Assigned task:
Every line in the material below that includes "color" should be copied.

Data for analysis:

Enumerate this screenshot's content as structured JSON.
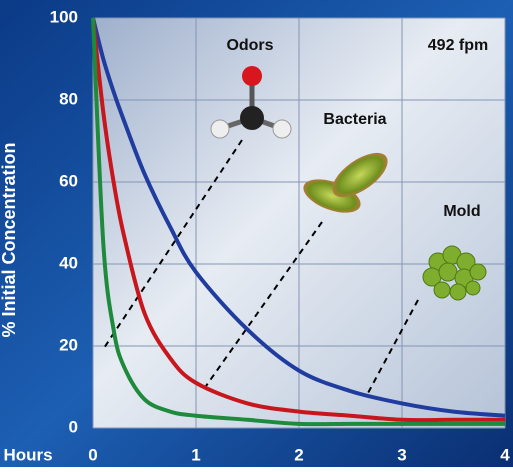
{
  "chart_data": {
    "type": "line",
    "x": [
      0,
      0.1,
      0.2,
      0.3,
      0.5,
      0.75,
      1,
      1.5,
      2,
      2.5,
      3,
      3.5,
      4
    ],
    "series": [
      {
        "color": "#1f3c9e",
        "values": [
          100,
          90,
          82,
          75,
          62,
          49,
          38,
          24,
          14,
          9,
          6,
          4,
          3
        ]
      },
      {
        "color": "#c8161d",
        "values": [
          100,
          77,
          60,
          47,
          28,
          17,
          11,
          6,
          4,
          3,
          2,
          2,
          2
        ]
      },
      {
        "color": "#1e8a3c",
        "values": [
          100,
          45,
          24,
          15,
          7,
          4,
          3,
          2,
          1,
          1,
          1,
          1,
          1
        ]
      }
    ],
    "xlim": [
      0,
      4
    ],
    "xticks": [
      0,
      1,
      2,
      3,
      4
    ],
    "ylim": [
      0,
      100
    ],
    "yticks": [
      0,
      20,
      40,
      60,
      80,
      100
    ],
    "xlabel": "Hours",
    "ylabel": "% Initial Concentration",
    "annotations": [
      "Odors",
      "Bacteria",
      "Mold",
      "492 fpm"
    ],
    "grid": true
  }
}
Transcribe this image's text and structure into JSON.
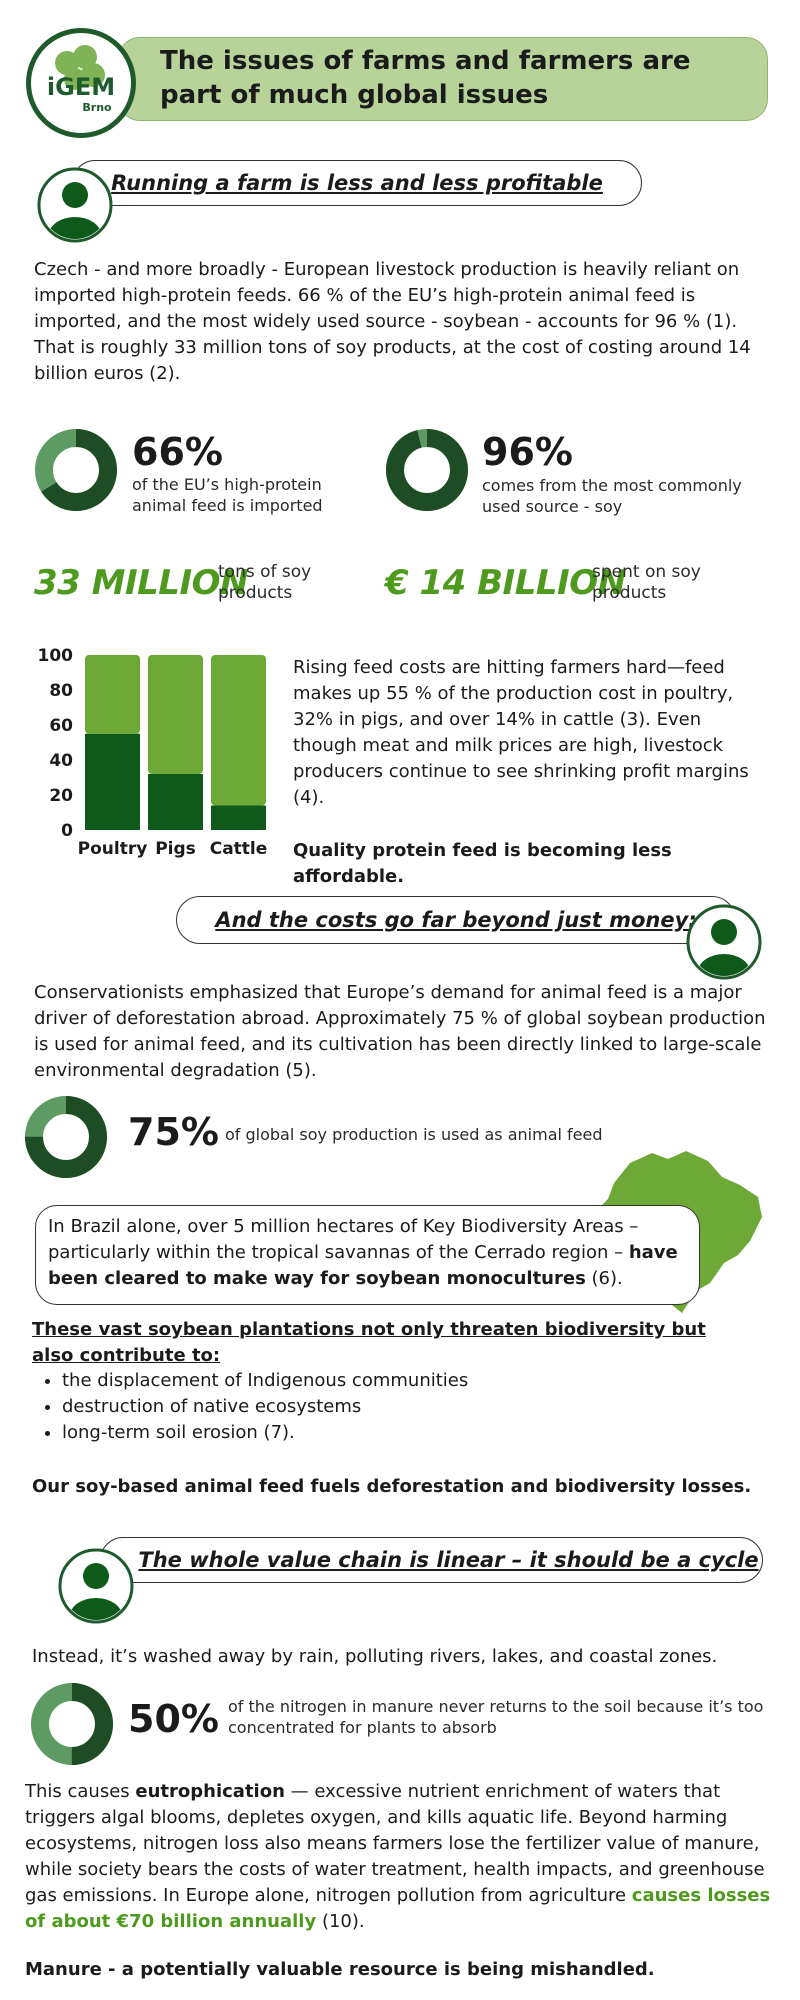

Solution to this exercise:
        "color": "#1f3c9e",
        "color": "#c8161d",
        "color": "#1e8a3c",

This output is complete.